#### [THE EXERCISE]
Write out again only the lines running from the one that contains "Decode this image" to the end of the records below, including both the first and the last.

=== DATA ROWS ===

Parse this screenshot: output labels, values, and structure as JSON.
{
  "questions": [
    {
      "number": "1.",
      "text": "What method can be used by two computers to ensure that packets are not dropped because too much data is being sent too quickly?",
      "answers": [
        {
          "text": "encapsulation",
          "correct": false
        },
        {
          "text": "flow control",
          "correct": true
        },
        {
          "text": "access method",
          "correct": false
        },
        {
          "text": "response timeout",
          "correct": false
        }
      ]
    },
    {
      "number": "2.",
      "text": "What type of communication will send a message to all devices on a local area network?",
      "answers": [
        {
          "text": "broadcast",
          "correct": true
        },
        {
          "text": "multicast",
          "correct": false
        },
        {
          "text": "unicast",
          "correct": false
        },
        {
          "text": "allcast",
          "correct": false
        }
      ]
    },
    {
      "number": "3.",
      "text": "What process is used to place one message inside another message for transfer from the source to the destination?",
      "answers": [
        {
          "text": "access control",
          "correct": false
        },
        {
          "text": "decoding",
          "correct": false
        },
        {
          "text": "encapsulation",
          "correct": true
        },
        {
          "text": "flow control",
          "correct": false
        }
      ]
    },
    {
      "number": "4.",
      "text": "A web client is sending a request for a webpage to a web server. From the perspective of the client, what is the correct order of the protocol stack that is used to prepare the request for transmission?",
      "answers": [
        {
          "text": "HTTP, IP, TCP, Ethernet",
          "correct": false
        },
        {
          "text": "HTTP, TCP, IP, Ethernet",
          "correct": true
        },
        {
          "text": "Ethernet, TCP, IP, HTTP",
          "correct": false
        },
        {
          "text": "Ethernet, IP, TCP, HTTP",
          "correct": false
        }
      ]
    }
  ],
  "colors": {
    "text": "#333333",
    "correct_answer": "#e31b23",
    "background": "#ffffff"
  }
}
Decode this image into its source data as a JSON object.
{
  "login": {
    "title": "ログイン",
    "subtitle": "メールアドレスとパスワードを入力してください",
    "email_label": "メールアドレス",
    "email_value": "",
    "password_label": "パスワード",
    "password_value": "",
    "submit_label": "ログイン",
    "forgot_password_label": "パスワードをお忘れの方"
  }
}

===

#### [FINAL ANSWER]
Decode this image into its source data as a JSON object.
{
  "login": {
    "title": "ログイン",
    "subtitle": "メールアドレスとパスワードを入力してください",
    "email_label": "メールアドレス",
    "email_value": "",
    "password_label": "パスワード",
    "password_value": "",
    "submit_label": "ログイン",
    "forgot_password_label": "パスワードをお忘れの方"
  }
}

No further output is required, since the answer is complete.